Task details> Return each line of the listing below, unchanged, and omit the images.

____

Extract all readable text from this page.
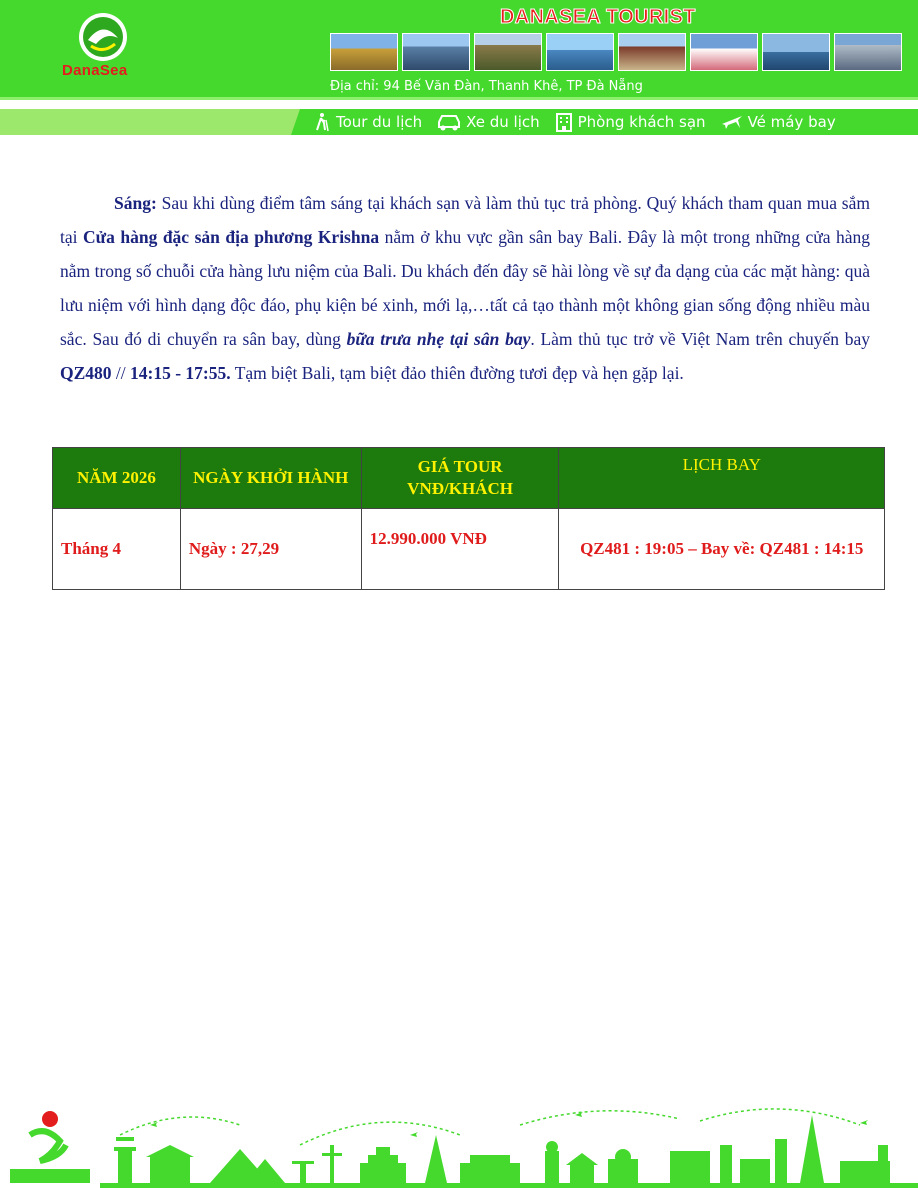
DanaSea
DANASEA TOURIST
Địa chỉ: 94 Bế Văn Đàn, Thanh Khê, TP Đà Nẵng
Tour du lịch	Xe du lịch	Phòng khách sạn	Vé máy bay
Sáng: Sau khi dùng điểm tâm sáng tại khách sạn và làm thủ tục trả phòng. Quý khách tham quan mua sắm tại Cửa hàng đặc sản địa phương Krishna nằm ở khu vực gần sân bay Bali. Đây là một trong những cửa hàng nằm trong số chuỗi cửa hàng lưu niệm của Bali. Du khách đến đây sẽ hài lòng về sự đa dạng của các mặt hàng: quà lưu niệm với hình dạng độc đáo, phụ kiện bé xinh, mới lạ,…tất cả tạo thành một không gian sống động nhiều màu sắc. Sau đó di chuyển ra sân bay, dùng bữa trưa nhẹ tại sân bay. Làm thủ tục trở về Việt Nam trên chuyến bay QZ480 // 14:15 - 17:55. Tạm biệt Bali, tạm biệt đảo thiên đường tươi đẹp và hẹn gặp lại.
NĂM 2026	NGÀY KHỞI HÀNH	GIÁ TOUR VNĐ/KHÁCH	LỊCH BAY
Tháng 4	Ngày : 27,29	12.990.000 VNĐ	QZ481 : 19:05 – Bay về: QZ481 : 14:15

____

The result>
Extract all readable text from this page.
DanaSea
DANASEA TOURIST
Địa chỉ: 94 Bế Văn Đàn, Thanh Khê, TP Đà Nẵng
Tour du lịch	Xe du lịch	Phòng khách sạn	Vé máy bay
Sáng: Sau khi dùng điểm tâm sáng tại khách sạn và làm thủ tục trả phòng. Quý khách tham quan mua sắm tại Cửa hàng đặc sản địa phương Krishna nằm ở khu vực gần sân bay Bali. Đây là một trong những cửa hàng nằm trong số chuỗi cửa hàng lưu niệm của Bali. Du khách đến đây sẽ hài lòng về sự đa dạng của các mặt hàng: quà lưu niệm với hình dạng độc đáo, phụ kiện bé xinh, mới lạ,…tất cả tạo thành một không gian sống động nhiều màu sắc. Sau đó di chuyển ra sân bay, dùng bữa trưa nhẹ tại sân bay. Làm thủ tục trở về Việt Nam trên chuyến bay QZ480 // 14:15 - 17:55. Tạm biệt Bali, tạm biệt đảo thiên đường tươi đẹp và hẹn gặp lại.
NĂM 2026	NGÀY KHỞI HÀNH	GIÁ TOUR VNĐ/KHÁCH	LỊCH BAY
Tháng 4	Ngày : 27,29	12.990.000 VNĐ	QZ481 : 19:05 – Bay về: QZ481 : 14:15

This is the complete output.